◆ Your objective: Take the data below and repeat it exactly.

◆ Supplied records:
****
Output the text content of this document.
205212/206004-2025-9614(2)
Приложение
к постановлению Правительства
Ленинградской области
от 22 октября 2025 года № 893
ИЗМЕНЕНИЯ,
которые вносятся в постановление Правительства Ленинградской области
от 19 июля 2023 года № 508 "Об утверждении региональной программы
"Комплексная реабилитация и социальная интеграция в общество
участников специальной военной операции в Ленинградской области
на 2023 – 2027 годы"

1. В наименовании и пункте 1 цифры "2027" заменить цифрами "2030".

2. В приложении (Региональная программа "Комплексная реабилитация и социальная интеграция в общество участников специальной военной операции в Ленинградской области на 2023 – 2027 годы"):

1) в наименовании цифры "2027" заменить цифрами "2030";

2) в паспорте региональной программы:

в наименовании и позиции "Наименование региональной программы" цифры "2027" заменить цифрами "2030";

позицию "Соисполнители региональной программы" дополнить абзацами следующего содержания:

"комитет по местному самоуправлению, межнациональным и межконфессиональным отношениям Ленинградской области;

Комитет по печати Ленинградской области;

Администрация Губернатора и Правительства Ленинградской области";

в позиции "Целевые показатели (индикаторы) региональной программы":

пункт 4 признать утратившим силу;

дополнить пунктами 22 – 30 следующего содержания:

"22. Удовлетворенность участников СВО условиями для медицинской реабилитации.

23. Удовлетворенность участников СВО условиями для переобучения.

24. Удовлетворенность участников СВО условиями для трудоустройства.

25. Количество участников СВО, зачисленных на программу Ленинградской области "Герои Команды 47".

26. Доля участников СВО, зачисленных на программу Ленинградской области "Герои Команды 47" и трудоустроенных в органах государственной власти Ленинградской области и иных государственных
****
◆ Complete output:
Output the text content of this document.
205212/206004-2025-9614(2)
Приложение
к постановлению Правительства
Ленинградской области
от 22 октября 2025 года № 893
ИЗМЕНЕНИЯ,
которые вносятся в постановление Правительства Ленинградской области
от 19 июля 2023 года № 508 "Об утверждении региональной программы
"Комплексная реабилитация и социальная интеграция в общество
участников специальной военной операции в Ленинградской области
на 2023 – 2027 годы"

1. В наименовании и пункте 1 цифры "2027" заменить цифрами "2030".

2. В приложении (Региональная программа "Комплексная реабилитация и социальная интеграция в общество участников специальной военной операции в Ленинградской области на 2023 – 2027 годы"):

1) в наименовании цифры "2027" заменить цифрами "2030";

2) в паспорте региональной программы:

в наименовании и позиции "Наименование региональной программы" цифры "2027" заменить цифрами "2030";

позицию "Соисполнители региональной программы" дополнить абзацами следующего содержания:

"комитет по местному самоуправлению, межнациональным и межконфессиональным отношениям Ленинградской области;

Комитет по печати Ленинградской области;

Администрация Губернатора и Правительства Ленинградской области";

в позиции "Целевые показатели (индикаторы) региональной программы":

пункт 4 признать утратившим силу;

дополнить пунктами 22 – 30 следующего содержания:

"22. Удовлетворенность участников СВО условиями для медицинской реабилитации.

23. Удовлетворенность участников СВО условиями для переобучения.

24. Удовлетворенность участников СВО условиями для трудоустройства.

25. Количество участников СВО, зачисленных на программу Ленинградской области "Герои Команды 47".

26. Доля участников СВО, зачисленных на программу Ленинградской области "Герои Команды 47" и трудоустроенных в органах государственной власти Ленинградской области и иных государственных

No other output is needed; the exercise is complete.